__Written instruction__. Check each line of the material. Copy those containing "type".

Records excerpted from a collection

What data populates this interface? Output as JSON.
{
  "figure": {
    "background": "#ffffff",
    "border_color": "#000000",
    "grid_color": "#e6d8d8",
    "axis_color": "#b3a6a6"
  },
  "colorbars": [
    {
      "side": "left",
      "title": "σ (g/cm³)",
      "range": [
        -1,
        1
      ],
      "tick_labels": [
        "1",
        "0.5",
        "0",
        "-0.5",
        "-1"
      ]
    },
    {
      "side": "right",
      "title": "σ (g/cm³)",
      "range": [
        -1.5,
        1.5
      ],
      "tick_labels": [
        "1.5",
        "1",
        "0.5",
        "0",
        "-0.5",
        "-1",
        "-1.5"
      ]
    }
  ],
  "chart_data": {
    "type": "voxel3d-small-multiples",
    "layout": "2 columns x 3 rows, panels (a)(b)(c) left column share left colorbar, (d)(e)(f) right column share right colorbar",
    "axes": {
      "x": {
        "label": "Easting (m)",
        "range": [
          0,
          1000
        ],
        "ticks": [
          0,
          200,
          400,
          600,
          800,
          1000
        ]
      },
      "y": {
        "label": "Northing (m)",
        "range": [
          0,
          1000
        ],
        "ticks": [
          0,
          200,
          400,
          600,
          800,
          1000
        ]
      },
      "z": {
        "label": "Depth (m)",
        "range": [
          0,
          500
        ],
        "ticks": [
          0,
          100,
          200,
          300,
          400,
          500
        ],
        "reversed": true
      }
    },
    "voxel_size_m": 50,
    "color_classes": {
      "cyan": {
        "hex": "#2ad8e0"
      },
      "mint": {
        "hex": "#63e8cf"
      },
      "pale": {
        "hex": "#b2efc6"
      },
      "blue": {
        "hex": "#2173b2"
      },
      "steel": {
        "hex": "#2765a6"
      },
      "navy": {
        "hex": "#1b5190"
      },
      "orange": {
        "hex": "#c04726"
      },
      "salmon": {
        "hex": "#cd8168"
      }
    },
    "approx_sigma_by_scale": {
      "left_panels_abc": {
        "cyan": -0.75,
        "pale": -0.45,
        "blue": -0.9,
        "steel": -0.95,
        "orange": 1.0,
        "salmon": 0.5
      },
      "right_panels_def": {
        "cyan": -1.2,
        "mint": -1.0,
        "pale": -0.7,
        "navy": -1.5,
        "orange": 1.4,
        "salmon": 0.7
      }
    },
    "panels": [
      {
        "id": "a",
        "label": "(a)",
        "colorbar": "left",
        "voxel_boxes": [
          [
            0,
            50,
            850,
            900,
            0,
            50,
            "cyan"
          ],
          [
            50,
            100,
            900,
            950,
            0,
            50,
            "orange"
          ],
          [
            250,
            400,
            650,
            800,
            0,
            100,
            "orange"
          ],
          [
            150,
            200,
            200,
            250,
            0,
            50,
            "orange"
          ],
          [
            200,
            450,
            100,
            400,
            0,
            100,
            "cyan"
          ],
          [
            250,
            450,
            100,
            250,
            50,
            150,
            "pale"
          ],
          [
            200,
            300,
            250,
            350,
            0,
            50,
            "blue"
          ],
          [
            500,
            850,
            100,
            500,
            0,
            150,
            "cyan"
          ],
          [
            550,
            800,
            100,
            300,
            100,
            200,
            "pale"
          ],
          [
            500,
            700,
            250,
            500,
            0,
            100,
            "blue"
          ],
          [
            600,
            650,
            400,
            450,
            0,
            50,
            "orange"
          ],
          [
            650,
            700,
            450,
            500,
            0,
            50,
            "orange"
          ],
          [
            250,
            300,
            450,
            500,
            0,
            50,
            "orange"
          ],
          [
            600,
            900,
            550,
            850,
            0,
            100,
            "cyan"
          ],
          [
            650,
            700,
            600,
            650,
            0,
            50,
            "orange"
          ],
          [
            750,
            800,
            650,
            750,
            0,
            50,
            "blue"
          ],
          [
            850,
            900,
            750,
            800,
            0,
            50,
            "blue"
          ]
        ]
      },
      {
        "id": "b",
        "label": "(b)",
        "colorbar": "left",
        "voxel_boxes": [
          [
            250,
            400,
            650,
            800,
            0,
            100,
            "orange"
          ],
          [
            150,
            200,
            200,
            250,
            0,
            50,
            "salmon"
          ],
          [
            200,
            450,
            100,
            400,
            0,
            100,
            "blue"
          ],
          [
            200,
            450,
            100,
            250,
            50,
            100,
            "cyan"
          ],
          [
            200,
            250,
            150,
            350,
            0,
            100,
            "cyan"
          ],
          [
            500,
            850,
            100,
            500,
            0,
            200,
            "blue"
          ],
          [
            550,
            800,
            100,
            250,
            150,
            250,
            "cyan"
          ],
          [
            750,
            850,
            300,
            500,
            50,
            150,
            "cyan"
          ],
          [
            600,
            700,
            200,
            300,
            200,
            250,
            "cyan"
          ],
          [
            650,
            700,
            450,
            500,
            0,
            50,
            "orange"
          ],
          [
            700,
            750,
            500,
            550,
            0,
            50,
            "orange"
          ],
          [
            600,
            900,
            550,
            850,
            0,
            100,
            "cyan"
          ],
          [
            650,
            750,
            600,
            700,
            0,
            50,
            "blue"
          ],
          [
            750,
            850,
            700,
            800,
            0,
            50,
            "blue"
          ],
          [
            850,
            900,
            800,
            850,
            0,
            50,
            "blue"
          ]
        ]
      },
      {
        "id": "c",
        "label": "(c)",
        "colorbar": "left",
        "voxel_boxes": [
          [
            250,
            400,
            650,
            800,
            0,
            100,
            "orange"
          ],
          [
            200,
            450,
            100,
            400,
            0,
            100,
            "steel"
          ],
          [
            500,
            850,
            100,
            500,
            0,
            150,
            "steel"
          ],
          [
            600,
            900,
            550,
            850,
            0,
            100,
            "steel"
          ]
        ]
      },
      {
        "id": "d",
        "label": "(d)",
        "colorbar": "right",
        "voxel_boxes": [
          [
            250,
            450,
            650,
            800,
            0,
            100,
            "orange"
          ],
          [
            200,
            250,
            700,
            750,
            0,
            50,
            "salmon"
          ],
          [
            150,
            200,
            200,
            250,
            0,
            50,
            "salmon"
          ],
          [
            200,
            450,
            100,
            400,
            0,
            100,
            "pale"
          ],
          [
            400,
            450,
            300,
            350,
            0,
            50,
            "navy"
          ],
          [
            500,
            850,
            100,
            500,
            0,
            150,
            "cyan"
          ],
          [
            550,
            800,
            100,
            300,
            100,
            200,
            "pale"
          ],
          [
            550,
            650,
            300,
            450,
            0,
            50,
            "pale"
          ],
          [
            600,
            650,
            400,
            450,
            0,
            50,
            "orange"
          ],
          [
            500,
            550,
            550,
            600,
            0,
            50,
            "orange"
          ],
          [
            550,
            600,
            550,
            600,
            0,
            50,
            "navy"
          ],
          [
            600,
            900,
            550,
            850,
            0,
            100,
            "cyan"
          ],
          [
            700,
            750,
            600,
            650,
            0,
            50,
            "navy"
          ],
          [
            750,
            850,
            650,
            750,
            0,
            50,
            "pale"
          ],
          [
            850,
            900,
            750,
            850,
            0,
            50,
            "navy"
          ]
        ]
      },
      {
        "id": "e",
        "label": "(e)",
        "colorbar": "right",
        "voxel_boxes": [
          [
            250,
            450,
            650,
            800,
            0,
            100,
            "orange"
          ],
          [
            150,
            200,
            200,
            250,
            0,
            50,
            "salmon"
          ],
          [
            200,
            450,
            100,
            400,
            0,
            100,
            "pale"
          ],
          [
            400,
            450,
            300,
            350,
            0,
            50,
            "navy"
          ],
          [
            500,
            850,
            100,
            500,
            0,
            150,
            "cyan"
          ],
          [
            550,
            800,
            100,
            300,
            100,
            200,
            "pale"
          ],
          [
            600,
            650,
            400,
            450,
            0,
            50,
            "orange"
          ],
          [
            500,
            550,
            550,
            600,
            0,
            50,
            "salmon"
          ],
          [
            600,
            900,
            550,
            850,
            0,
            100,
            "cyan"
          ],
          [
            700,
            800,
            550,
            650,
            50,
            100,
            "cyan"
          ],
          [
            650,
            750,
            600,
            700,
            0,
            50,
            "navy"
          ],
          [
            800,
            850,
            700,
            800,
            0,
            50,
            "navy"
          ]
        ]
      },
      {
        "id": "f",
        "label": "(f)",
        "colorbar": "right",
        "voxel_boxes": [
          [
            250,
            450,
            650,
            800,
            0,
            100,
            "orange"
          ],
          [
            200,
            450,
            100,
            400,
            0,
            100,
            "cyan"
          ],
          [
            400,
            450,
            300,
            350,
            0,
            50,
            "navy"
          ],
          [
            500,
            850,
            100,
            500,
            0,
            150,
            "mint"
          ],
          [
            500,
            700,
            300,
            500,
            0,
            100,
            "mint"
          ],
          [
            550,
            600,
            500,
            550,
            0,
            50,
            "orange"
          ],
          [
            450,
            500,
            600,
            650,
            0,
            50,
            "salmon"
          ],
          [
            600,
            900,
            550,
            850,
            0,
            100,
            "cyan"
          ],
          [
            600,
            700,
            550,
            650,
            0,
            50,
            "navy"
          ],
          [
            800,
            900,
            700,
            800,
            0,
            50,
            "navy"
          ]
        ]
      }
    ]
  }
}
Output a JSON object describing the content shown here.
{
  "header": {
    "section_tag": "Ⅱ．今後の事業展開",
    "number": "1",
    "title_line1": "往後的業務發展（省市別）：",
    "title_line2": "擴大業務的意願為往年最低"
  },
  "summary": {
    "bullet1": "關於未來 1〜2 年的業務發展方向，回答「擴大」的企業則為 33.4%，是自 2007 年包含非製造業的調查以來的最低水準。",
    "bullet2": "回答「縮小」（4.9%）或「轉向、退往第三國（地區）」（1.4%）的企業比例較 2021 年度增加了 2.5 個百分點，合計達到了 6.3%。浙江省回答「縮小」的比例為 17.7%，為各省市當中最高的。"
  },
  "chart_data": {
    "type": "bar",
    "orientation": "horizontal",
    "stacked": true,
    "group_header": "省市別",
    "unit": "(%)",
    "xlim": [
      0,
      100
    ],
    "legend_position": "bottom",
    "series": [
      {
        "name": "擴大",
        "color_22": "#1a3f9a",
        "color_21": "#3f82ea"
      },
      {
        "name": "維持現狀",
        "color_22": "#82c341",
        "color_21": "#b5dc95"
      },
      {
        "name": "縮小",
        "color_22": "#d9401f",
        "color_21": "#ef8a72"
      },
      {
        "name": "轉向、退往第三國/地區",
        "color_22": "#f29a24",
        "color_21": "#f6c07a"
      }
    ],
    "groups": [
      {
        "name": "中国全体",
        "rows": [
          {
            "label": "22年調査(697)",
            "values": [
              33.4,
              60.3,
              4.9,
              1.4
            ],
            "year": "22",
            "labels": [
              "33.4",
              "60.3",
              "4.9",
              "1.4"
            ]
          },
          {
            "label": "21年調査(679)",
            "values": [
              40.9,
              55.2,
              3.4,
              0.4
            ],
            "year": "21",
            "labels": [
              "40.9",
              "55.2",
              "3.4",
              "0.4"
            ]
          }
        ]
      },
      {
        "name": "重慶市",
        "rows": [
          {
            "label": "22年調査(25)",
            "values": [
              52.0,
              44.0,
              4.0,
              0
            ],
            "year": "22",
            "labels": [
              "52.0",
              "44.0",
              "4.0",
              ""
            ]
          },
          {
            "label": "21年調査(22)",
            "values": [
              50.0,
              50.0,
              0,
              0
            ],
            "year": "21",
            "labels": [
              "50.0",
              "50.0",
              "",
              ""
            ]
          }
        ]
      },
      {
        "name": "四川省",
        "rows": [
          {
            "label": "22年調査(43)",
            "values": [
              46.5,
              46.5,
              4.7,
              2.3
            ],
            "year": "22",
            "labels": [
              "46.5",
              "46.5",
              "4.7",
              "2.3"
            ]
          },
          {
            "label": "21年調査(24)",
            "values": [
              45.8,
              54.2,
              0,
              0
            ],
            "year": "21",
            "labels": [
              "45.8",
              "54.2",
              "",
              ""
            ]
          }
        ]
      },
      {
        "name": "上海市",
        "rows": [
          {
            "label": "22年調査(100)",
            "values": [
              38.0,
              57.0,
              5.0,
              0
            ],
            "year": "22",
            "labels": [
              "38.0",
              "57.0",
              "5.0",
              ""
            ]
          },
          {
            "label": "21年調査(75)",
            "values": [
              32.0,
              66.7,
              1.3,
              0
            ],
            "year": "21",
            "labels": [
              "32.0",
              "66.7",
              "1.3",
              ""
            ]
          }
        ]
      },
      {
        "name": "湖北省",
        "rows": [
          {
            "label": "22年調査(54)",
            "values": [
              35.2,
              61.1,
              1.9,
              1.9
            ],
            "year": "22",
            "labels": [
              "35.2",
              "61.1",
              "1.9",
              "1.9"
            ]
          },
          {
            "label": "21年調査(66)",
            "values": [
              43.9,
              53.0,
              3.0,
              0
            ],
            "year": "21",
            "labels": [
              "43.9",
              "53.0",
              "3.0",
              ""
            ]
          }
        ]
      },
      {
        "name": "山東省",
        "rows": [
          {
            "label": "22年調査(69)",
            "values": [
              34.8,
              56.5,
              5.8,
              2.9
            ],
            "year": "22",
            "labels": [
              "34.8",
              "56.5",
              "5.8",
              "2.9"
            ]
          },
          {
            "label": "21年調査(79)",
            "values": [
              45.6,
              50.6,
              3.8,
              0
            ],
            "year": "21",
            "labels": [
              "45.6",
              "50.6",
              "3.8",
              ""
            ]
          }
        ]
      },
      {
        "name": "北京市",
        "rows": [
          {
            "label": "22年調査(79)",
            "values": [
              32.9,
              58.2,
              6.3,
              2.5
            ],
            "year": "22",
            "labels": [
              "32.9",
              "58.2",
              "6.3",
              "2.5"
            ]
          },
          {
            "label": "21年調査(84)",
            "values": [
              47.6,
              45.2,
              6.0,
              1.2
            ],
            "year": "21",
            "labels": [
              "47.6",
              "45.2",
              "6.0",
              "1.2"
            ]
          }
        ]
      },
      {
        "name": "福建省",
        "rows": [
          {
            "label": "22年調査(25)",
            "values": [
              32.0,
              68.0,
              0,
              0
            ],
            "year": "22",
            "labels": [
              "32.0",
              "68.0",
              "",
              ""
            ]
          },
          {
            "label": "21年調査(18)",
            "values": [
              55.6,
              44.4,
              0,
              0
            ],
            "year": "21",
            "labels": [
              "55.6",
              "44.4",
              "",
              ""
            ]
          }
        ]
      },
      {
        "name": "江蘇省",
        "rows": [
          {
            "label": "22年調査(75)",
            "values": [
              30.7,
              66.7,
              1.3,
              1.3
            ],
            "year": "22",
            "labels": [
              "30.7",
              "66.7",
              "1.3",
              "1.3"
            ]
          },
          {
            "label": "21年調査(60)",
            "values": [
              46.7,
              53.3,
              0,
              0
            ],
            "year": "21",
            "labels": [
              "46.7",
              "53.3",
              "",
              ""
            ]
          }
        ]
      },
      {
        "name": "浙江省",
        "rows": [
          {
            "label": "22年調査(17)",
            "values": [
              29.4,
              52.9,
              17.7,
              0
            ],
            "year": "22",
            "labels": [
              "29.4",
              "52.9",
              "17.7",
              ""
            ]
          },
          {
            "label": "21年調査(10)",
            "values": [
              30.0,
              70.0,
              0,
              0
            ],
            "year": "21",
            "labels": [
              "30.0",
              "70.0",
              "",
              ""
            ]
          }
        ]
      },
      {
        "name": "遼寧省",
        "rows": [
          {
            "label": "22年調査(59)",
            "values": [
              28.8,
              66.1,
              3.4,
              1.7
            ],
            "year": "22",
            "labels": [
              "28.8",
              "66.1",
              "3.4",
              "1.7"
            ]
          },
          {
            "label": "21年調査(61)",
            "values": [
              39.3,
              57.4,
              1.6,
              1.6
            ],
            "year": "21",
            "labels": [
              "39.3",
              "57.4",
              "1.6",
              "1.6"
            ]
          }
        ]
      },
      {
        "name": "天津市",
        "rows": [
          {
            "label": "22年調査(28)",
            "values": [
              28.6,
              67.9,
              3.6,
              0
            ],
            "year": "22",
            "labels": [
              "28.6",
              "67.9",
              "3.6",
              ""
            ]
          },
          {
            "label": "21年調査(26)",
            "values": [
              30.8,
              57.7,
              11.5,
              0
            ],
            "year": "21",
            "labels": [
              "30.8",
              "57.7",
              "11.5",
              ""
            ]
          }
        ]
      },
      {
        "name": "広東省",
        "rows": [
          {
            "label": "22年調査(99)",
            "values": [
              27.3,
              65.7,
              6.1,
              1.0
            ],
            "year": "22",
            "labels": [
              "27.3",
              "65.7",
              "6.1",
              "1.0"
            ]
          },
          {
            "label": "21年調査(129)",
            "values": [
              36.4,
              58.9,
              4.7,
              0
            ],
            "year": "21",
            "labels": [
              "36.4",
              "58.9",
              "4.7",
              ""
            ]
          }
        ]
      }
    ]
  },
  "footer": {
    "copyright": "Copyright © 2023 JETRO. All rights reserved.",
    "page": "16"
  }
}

__Answer to the task__.
    "type": "voxel3d-small-multiples",
    "type": "bar",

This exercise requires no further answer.